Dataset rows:
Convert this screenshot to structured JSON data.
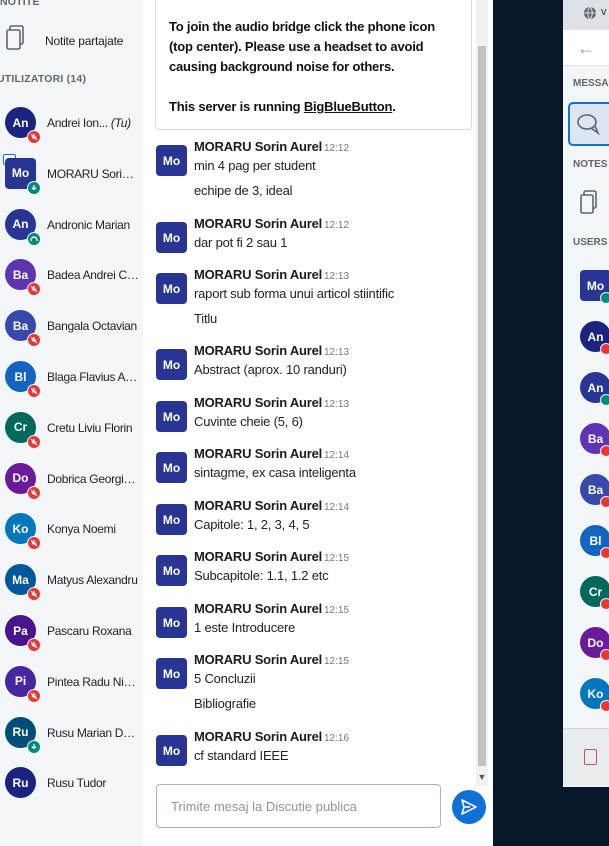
{
  "sidebar": {
    "notes_header": "NOTITE",
    "shared_notes_label": "Notite partajate",
    "users_header": "UTILIZATORI (14)",
    "users": [
      {
        "initials": "An",
        "name": "Andrei Ion...",
        "you": "(Tu)",
        "color": "#1a237e",
        "mic": "muted"
      },
      {
        "initials": "Mo",
        "name": "MORARU Sorin Aurel",
        "color": "#283593",
        "mic": "listen",
        "presenter": true,
        "square": true
      },
      {
        "initials": "An",
        "name": "Andronic Marian",
        "color": "#283593",
        "mic": "headset"
      },
      {
        "initials": "Ba",
        "name": "Badea Andrei Costin",
        "color": "#5e35b1",
        "mic": "muted"
      },
      {
        "initials": "Ba",
        "name": "Bangala Octavian",
        "color": "#3949ab",
        "mic": "muted"
      },
      {
        "initials": "Bl",
        "name": "Blaga Flavius Andrei",
        "color": "#1565c0",
        "mic": "muted"
      },
      {
        "initials": "Cr",
        "name": "Cretu Liviu Florin",
        "color": "#00695c",
        "mic": "muted"
      },
      {
        "initials": "Do",
        "name": "Dobrica Georgiana",
        "color": "#6a1b9a",
        "mic": "muted"
      },
      {
        "initials": "Ko",
        "name": "Konya Noemi",
        "color": "#0277bd",
        "mic": "muted"
      },
      {
        "initials": "Ma",
        "name": "Matyus Alexandru",
        "color": "#01579b",
        "mic": "muted"
      },
      {
        "initials": "Pa",
        "name": "Pascaru Roxana",
        "color": "#4a148c",
        "mic": "muted"
      },
      {
        "initials": "Pi",
        "name": "Pintea Radu Nicolae",
        "color": "#4527a0",
        "mic": "muted"
      },
      {
        "initials": "Ru",
        "name": "Rusu Marian Dorin",
        "color": "#004d7a",
        "mic": "listen"
      },
      {
        "initials": "Ru",
        "name": "Rusu Tudor",
        "color": "#1a237e",
        "mic": "none"
      }
    ]
  },
  "chat": {
    "welcome": {
      "line1": "To join the audio bridge click the phone icon (top center). Please use a headset to avoid causing background noise for others.",
      "line2_prefix": "This server is running ",
      "line2_link": "BigBlueButton",
      "line2_suffix": "."
    },
    "messages": [
      {
        "initials": "Mo",
        "author": "MORARU Sorin Aurel",
        "time": "12:12",
        "lines": [
          "min 4 pag per student",
          "echipe de 3, ideal"
        ]
      },
      {
        "initials": "Mo",
        "author": "MORARU Sorin Aurel",
        "time": "12:12",
        "lines": [
          "dar pot fi 2 sau 1"
        ]
      },
      {
        "initials": "Mo",
        "author": "MORARU Sorin Aurel",
        "time": "12:13",
        "lines": [
          "raport sub forma unui articol stiintific",
          "Titlu"
        ]
      },
      {
        "initials": "Mo",
        "author": "MORARU Sorin Aurel",
        "time": "12:13",
        "lines": [
          "Abstract (aprox. 10 randuri)"
        ]
      },
      {
        "initials": "Mo",
        "author": "MORARU Sorin Aurel",
        "time": "12:13",
        "lines": [
          "Cuvinte cheie (5, 6)"
        ]
      },
      {
        "initials": "Mo",
        "author": "MORARU Sorin Aurel",
        "time": "12:14",
        "lines": [
          "sintagme, ex casa inteligenta"
        ]
      },
      {
        "initials": "Mo",
        "author": "MORARU Sorin Aurel",
        "time": "12:14",
        "lines": [
          "Capitole: 1, 2, 3, 4, 5"
        ]
      },
      {
        "initials": "Mo",
        "author": "MORARU Sorin Aurel",
        "time": "12:15",
        "lines": [
          "Subcapitole: 1.1, 1.2 etc"
        ]
      },
      {
        "initials": "Mo",
        "author": "MORARU Sorin Aurel",
        "time": "12:15",
        "lines": [
          "1 este Introducere"
        ]
      },
      {
        "initials": "Mo",
        "author": "MORARU Sorin Aurel",
        "time": "12:15",
        "lines": [
          "5 Concluzii",
          "Bibliografie"
        ]
      },
      {
        "initials": "Mo",
        "author": "MORARU Sorin Aurel",
        "time": "12:16",
        "lines": [
          "cf standard IEEE"
        ]
      }
    ],
    "input_placeholder": "Trimite mesaj la Discutie publica"
  },
  "right_window": {
    "tab_letter": "v",
    "messages_header": "MESSAGES",
    "notes_header": "NOTES",
    "users_header": "USERS",
    "avatars": [
      {
        "initials": "Mo",
        "color": "#283593",
        "square": true
      },
      {
        "initials": "An",
        "color": "#1a237e"
      },
      {
        "initials": "An",
        "color": "#283593"
      },
      {
        "initials": "Ba",
        "color": "#5e35b1"
      },
      {
        "initials": "Ba",
        "color": "#3949ab"
      },
      {
        "initials": "Bl",
        "color": "#1565c0"
      },
      {
        "initials": "Cr",
        "color": "#00695c"
      },
      {
        "initials": "Do",
        "color": "#6a1b9a"
      },
      {
        "initials": "Ko",
        "color": "#0277bd"
      }
    ]
  },
  "colors": {
    "accent": "#0f70d7",
    "muted": "#e53935",
    "listen": "#00897b",
    "dark_bg": "#06172a"
  }
}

* **Exercise requirements**
Every line of the listing that holds "Rusu" should be found and copied.

* **Exercise answer**
        "name": "Rusu Marian Dorin",
        "name": "Rusu Tudor",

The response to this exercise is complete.